## Extracted material
- - -
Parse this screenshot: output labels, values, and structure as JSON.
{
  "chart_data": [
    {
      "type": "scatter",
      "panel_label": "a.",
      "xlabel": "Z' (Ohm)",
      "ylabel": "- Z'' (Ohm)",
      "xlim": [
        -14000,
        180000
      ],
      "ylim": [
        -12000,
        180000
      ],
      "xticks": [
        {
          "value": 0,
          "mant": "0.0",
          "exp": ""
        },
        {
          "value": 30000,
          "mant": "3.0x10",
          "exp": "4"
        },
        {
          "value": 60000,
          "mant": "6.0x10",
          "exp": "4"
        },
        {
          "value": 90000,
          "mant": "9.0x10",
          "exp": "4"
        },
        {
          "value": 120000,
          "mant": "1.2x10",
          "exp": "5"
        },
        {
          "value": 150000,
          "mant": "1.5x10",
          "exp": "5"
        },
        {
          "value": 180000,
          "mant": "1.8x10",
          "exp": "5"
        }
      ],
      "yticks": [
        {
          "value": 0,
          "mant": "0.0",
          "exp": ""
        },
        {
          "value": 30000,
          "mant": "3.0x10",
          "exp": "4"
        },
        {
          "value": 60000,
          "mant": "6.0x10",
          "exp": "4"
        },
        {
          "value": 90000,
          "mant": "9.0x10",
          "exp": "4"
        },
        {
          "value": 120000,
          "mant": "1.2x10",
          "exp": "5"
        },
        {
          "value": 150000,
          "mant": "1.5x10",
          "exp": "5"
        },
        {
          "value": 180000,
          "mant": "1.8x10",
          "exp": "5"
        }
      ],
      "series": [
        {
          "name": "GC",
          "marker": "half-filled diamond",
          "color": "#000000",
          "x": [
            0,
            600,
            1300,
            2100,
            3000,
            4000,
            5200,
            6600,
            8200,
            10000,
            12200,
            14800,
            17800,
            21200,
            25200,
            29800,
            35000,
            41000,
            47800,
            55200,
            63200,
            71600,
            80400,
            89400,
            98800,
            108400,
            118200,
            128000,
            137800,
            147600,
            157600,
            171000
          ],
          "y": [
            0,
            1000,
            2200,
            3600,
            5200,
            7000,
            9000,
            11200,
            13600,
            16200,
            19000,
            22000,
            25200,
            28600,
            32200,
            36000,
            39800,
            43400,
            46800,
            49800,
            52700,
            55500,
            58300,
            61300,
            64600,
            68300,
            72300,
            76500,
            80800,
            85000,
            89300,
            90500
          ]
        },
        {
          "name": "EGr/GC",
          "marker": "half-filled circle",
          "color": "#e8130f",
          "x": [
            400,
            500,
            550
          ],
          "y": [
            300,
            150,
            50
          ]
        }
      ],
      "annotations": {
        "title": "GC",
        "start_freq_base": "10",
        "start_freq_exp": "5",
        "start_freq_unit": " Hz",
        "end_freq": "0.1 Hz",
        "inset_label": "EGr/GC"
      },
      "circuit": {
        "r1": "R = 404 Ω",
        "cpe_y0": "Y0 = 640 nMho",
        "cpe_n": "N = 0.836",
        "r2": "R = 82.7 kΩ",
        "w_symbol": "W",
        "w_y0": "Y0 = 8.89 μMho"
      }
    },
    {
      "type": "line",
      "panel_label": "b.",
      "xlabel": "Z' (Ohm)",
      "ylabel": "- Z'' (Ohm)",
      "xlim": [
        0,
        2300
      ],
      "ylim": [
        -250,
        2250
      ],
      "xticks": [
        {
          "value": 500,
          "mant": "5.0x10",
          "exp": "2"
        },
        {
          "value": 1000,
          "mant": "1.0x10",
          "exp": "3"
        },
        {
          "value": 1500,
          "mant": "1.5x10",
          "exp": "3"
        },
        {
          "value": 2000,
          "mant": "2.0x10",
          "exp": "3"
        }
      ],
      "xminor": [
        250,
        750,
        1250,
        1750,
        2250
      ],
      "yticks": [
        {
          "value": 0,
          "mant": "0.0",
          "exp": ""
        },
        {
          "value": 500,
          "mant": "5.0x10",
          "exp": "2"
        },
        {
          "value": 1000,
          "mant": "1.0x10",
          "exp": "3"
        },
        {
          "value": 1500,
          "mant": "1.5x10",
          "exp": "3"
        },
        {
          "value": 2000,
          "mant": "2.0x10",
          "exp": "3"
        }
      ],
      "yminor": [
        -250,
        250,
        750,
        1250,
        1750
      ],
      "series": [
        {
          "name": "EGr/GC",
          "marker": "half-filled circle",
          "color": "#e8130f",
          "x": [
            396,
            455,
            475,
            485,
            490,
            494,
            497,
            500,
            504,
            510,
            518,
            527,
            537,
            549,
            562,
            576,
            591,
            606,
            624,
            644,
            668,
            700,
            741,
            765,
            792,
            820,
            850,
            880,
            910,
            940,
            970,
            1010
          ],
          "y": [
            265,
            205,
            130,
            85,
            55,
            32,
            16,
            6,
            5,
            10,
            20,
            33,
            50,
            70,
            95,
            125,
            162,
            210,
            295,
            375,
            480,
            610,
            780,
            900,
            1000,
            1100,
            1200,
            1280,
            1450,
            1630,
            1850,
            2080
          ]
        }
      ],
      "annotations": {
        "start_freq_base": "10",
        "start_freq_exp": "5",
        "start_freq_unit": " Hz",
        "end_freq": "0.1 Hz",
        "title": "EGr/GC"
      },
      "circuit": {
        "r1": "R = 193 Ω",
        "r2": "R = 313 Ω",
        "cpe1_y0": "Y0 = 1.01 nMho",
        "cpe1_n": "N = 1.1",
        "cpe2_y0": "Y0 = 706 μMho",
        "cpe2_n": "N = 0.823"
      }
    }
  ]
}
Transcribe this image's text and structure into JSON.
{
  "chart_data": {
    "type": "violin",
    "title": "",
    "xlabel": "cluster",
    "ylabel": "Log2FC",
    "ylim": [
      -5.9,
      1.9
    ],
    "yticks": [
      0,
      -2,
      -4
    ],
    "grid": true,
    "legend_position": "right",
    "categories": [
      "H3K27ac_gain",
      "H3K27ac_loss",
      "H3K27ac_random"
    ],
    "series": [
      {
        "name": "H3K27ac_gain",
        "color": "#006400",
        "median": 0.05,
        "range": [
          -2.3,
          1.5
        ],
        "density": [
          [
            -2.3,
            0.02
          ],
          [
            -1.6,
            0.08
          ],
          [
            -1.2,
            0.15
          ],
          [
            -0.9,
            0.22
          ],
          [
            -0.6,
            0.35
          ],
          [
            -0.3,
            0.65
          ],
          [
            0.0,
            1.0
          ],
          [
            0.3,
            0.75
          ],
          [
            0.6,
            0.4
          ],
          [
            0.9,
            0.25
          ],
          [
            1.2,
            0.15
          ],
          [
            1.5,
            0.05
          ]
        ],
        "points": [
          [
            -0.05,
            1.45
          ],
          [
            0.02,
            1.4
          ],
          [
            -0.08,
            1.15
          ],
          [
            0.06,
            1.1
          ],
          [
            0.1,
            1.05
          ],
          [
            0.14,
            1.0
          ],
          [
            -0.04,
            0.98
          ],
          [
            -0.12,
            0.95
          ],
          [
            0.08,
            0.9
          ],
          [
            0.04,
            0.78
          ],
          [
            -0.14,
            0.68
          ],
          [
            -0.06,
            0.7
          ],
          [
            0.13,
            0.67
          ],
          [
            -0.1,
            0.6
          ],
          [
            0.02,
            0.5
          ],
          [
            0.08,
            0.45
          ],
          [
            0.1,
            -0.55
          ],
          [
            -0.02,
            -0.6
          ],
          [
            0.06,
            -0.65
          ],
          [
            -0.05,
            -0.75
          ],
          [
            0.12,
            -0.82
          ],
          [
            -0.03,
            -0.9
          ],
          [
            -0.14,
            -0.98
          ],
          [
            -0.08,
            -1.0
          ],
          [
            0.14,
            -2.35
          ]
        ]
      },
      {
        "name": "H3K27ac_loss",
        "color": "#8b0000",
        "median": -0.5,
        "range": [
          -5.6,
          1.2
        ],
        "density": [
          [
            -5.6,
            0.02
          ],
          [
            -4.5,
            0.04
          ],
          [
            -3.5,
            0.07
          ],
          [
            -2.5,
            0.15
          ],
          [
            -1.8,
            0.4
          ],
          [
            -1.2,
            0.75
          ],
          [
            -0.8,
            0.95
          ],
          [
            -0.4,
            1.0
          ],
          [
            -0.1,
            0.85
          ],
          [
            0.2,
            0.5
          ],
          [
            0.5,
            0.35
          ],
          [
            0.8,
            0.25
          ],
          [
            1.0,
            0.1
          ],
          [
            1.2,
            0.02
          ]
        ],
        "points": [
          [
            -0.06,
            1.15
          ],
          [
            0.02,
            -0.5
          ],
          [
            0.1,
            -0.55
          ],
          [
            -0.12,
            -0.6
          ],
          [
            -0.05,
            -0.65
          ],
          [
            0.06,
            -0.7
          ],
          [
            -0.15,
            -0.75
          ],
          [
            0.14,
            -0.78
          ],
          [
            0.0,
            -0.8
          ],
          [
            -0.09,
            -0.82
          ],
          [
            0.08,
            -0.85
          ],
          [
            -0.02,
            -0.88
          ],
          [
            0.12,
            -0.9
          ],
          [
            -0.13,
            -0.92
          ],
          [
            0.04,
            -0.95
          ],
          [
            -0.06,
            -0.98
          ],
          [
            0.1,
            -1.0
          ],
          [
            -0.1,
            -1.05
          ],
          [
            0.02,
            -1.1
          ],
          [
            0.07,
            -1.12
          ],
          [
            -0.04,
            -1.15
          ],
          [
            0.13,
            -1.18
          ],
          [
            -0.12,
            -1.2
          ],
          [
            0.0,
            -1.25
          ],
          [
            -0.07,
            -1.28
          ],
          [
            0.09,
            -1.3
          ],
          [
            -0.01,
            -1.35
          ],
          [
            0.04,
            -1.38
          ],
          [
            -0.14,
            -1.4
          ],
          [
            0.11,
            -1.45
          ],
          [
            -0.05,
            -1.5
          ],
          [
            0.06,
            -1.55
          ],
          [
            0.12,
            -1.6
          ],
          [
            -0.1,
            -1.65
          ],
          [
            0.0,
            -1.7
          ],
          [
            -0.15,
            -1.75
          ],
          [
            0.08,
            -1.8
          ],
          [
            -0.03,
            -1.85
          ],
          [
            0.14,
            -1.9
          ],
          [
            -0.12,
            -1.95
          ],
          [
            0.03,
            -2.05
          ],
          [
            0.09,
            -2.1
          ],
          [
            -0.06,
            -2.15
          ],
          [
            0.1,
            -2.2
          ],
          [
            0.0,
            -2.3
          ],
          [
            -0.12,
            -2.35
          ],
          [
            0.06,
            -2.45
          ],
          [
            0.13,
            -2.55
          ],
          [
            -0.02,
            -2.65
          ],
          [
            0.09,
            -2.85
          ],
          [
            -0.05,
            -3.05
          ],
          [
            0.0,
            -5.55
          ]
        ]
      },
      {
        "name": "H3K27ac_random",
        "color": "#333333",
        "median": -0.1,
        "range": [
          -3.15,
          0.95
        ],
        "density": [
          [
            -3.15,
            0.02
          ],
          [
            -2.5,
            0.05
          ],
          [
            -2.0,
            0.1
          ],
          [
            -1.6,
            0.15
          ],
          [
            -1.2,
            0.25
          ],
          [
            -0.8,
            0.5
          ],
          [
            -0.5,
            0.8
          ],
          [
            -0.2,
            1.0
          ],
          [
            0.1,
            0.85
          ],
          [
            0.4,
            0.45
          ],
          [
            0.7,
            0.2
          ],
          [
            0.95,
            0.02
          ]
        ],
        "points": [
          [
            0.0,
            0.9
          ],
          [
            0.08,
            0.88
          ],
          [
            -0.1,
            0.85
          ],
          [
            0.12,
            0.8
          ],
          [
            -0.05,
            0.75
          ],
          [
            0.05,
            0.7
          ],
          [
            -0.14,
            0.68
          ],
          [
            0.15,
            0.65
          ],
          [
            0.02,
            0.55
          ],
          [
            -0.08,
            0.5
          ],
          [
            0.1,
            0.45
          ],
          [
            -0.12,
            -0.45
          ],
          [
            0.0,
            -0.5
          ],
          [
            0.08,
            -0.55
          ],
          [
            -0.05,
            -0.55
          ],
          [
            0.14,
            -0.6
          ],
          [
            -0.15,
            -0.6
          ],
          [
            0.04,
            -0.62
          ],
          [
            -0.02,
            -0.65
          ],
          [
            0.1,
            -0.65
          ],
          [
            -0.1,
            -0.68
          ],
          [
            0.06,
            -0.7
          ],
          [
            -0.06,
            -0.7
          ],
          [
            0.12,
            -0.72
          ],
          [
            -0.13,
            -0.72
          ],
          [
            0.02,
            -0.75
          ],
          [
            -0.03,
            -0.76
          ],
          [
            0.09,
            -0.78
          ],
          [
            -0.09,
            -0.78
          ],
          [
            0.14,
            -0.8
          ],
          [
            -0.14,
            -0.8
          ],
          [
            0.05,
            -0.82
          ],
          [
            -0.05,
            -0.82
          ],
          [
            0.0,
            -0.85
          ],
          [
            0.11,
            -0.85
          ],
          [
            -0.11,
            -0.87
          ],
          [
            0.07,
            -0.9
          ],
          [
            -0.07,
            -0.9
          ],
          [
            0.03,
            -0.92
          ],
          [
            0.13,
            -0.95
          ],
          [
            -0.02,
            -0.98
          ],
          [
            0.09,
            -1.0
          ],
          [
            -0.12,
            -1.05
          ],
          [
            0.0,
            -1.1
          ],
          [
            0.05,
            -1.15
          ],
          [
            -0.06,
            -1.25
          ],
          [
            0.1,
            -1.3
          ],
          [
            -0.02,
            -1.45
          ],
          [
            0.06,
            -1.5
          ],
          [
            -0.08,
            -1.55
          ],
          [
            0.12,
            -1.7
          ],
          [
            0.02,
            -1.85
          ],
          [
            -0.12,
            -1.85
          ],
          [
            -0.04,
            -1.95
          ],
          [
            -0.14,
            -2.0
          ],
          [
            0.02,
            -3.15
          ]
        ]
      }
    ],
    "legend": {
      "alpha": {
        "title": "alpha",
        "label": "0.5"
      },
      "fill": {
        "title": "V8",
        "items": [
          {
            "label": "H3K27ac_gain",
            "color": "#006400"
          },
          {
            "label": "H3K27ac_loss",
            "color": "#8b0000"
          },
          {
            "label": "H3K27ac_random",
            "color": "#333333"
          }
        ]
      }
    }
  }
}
- - -
## Problem details
Using the records above, find and show each line with the string "JSON".

## Task result
Parse this screenshot: output labels, values, and structure as JSON.
Transcribe this image's text and structure into JSON.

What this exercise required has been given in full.